DATA SHOWN »

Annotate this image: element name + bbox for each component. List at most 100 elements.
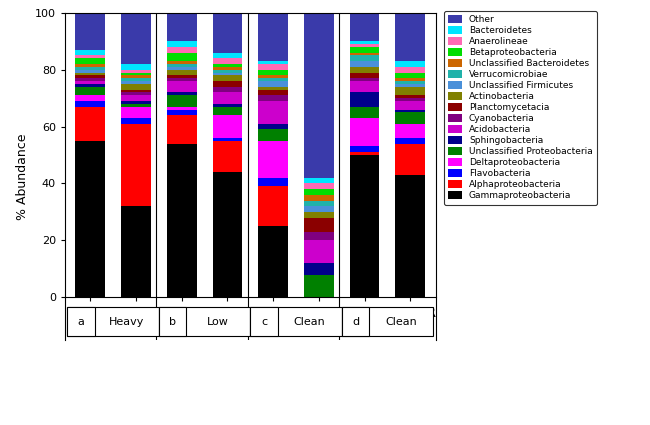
Bar [121, 75, 151, 78]
Bar [159, 307, 186, 336]
Bar [121, 78, 151, 81]
Bar [342, 307, 369, 336]
Bar [350, 81, 380, 92]
Bar [350, 147, 380, 152]
Bar [75, 50, 105, 55]
Bar [121, 84, 151, 90]
Bar [167, 110, 196, 115]
Bar [395, 73, 425, 78]
Bar [213, 141, 242, 172]
Bar [213, 13, 242, 53]
Bar [121, 73, 151, 75]
Bar [258, 101, 288, 124]
Bar [304, 184, 333, 189]
Bar [213, 58, 242, 64]
Bar [395, 144, 425, 175]
Bar [167, 107, 196, 110]
Y-axis label: % Abundance: % Abundance [16, 133, 29, 220]
Bar [75, 84, 105, 87]
Bar [350, 73, 380, 78]
Bar [121, 124, 151, 206]
Bar [75, 67, 105, 70]
Bar [167, 61, 196, 64]
Bar [304, 212, 333, 218]
Bar [350, 118, 380, 147]
Bar [350, 92, 380, 107]
Bar [395, 87, 425, 95]
Bar [258, 61, 288, 64]
Bar [167, 95, 196, 107]
Bar [304, 232, 333, 241]
Bar [258, 70, 288, 75]
Text: a: a [77, 317, 84, 326]
Text: Heavy: Heavy [109, 317, 144, 326]
Bar [121, 118, 151, 124]
Bar [213, 92, 242, 104]
Bar [395, 98, 425, 101]
Bar [304, 13, 333, 178]
Bar [213, 87, 242, 92]
Bar [121, 95, 151, 101]
Bar [213, 115, 242, 138]
Bar [167, 115, 196, 144]
Bar [68, 307, 159, 336]
Bar [395, 110, 425, 112]
Bar [167, 92, 196, 95]
Bar [250, 307, 278, 336]
Bar [213, 75, 242, 81]
Bar [121, 13, 151, 64]
Bar [304, 195, 333, 201]
Bar [350, 152, 380, 155]
Bar [75, 70, 105, 73]
Bar [167, 75, 196, 78]
Bar [395, 84, 425, 87]
Bar [350, 61, 380, 67]
Bar [304, 275, 333, 298]
Bar [304, 189, 333, 195]
Bar [75, 81, 105, 84]
Bar [213, 67, 242, 70]
Bar [250, 307, 342, 336]
Text: b: b [169, 317, 176, 326]
Bar [350, 53, 380, 55]
Bar [75, 58, 105, 64]
Bar [350, 47, 380, 53]
Bar [304, 178, 333, 184]
Bar [258, 130, 288, 141]
Bar [350, 107, 380, 118]
Bar [395, 13, 425, 61]
Text: d: d [352, 317, 359, 326]
Bar [342, 307, 433, 336]
Bar [213, 138, 242, 141]
Bar [75, 64, 105, 67]
Bar [395, 67, 425, 73]
Bar [258, 124, 288, 130]
Bar [395, 95, 425, 98]
Bar [167, 41, 196, 47]
Bar [121, 70, 151, 73]
Bar [213, 73, 242, 75]
Bar [304, 263, 333, 275]
Bar [213, 53, 242, 58]
Bar [258, 75, 288, 78]
Bar [75, 87, 105, 95]
Bar [167, 144, 196, 298]
Bar [167, 64, 196, 67]
Bar [121, 107, 151, 118]
Bar [213, 64, 242, 67]
Bar [350, 41, 380, 44]
Bar [350, 55, 380, 61]
Bar [258, 95, 288, 101]
Bar [75, 107, 105, 141]
Bar [75, 73, 105, 75]
Bar [68, 307, 95, 336]
Bar [395, 61, 425, 67]
Bar [304, 206, 333, 212]
Text: c: c [261, 317, 267, 326]
Bar [395, 81, 425, 84]
Bar [213, 104, 242, 107]
Bar [304, 201, 333, 206]
Bar [395, 78, 425, 81]
Bar [167, 78, 196, 81]
Bar [75, 78, 105, 81]
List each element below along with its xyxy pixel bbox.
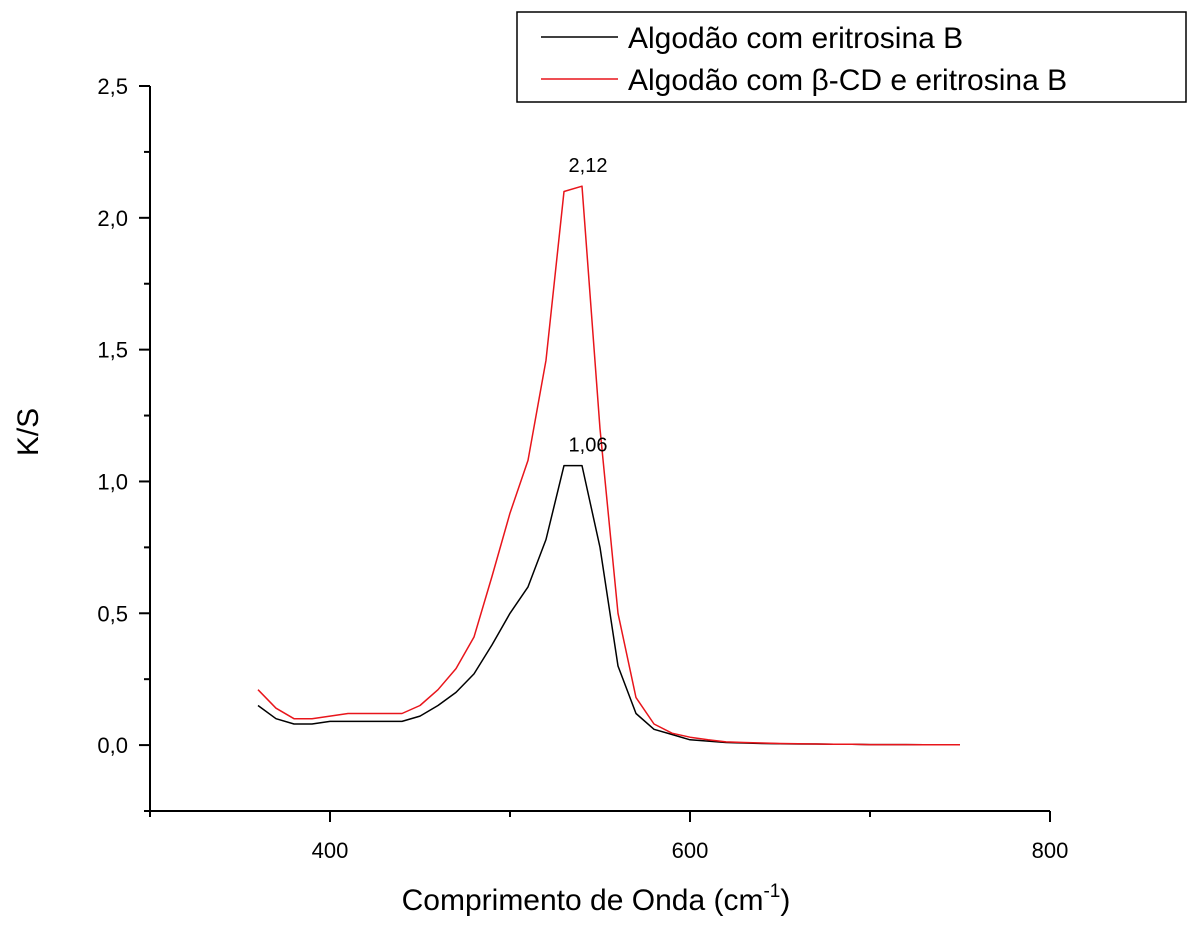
y-tick-label: 1,5 <box>97 338 128 363</box>
x-axis: 400 600 800 <box>149 810 1069 863</box>
legend-box <box>516 11 1187 103</box>
x-tick-label: 800 <box>1032 838 1069 863</box>
y-tick-label: 0,0 <box>97 733 128 758</box>
y-tick-label: 2,5 <box>97 74 128 99</box>
y-tick-label: 0,5 <box>97 601 128 626</box>
series-line-0 <box>257 464 960 746</box>
legend: Algodão com eritrosina B Algodão com β-C… <box>516 11 1187 103</box>
y-axis-title: K/S <box>12 408 45 456</box>
y-tick-label: 1,0 <box>97 469 128 494</box>
peak-annotation-0: 2,12 <box>569 155 608 177</box>
x-axis-title-close: ) <box>780 884 790 917</box>
x-tick-label: 400 <box>312 838 349 863</box>
legend-label-series-0: Algodão com eritrosina B <box>628 22 963 55</box>
series-line-1 <box>257 185 960 746</box>
y-axis: 0,0 0,5 1,0 1,5 2,0 2,5 <box>97 74 151 812</box>
x-axis-title-main: Comprimento de Onda (cm <box>402 884 764 917</box>
series-layer <box>257 185 960 746</box>
legend-label-series-1: Algodão com β-CD e eritrosina B <box>628 64 1067 97</box>
y-tick-label: 2,0 <box>97 206 128 231</box>
x-axis-title: Comprimento de Onda (cm-1) <box>402 881 791 917</box>
x-tick-label: 600 <box>672 838 709 863</box>
annotation-layer: 2,12 1,06 <box>569 155 608 456</box>
peak-annotation-1: 1,06 <box>569 435 608 457</box>
x-axis-title-superscript: -1 <box>763 881 780 902</box>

WORK REQUIRED » From the items above, pull out every line that contains the word "Text".

RESPONSE FOR THIS EXERCISE »
Text: a: a [77, 317, 84, 326]
Text: Heavy: Heavy [109, 317, 144, 326]
Text: b: b [169, 317, 176, 326]
Text: d: d [352, 317, 359, 326]
Text: c: c [261, 317, 267, 326]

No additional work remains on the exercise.